**Stated exercise:** Below is a listing. Gather each line of it that contains "JSON".

**Saved data entries:**
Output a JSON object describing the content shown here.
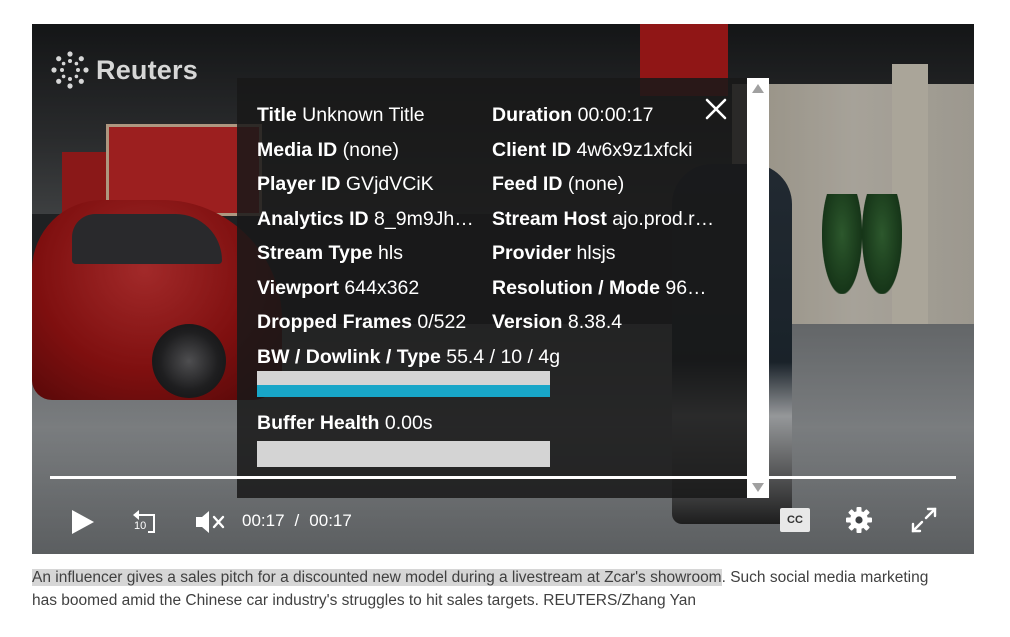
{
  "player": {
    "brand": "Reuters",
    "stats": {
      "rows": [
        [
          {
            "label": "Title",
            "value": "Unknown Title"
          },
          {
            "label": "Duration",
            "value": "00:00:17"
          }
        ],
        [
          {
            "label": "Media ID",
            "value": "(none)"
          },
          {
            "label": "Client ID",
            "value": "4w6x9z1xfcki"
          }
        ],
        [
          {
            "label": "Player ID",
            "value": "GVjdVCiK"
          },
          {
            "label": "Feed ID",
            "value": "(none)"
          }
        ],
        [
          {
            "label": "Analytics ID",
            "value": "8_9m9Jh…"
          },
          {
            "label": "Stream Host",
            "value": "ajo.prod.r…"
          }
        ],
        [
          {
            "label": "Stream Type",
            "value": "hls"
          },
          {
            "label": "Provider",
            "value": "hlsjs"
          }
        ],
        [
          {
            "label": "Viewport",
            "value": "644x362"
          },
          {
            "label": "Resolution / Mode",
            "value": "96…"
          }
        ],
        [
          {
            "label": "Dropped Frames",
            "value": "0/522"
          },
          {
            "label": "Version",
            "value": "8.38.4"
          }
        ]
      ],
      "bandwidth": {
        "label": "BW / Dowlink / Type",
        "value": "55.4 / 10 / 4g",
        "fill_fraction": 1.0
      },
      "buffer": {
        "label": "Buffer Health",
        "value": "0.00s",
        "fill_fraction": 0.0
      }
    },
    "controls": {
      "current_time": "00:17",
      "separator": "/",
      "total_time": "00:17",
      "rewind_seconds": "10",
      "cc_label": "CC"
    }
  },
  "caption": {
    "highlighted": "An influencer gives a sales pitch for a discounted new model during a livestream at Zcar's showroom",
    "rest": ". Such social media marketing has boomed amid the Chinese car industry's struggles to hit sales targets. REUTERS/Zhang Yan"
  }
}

==

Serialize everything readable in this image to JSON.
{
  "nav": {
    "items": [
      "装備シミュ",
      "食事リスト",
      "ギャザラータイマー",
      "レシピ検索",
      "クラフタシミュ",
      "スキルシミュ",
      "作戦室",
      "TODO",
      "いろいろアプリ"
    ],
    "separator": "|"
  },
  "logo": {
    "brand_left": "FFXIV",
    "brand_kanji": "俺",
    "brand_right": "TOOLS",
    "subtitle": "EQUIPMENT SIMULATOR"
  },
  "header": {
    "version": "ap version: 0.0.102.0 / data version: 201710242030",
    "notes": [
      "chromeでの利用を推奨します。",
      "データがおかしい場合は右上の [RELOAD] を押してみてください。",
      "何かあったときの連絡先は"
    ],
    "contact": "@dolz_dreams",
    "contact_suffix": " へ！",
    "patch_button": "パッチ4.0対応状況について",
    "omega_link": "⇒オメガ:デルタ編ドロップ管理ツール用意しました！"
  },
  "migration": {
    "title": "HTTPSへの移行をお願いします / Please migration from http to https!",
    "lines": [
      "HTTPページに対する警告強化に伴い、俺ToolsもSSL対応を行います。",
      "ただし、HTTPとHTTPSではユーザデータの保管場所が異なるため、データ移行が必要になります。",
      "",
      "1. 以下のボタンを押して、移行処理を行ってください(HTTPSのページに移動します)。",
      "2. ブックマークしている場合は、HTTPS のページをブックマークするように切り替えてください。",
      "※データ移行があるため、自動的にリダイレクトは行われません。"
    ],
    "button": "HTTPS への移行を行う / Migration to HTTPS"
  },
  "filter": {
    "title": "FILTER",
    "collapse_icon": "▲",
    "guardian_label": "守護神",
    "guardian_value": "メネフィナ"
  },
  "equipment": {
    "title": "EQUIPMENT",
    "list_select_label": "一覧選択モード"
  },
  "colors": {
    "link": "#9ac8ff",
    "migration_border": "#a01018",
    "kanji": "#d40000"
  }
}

**Solution for this exercise:**
Output a JSON object describing the content shown here.
Serialize everything readable in this image to JSON.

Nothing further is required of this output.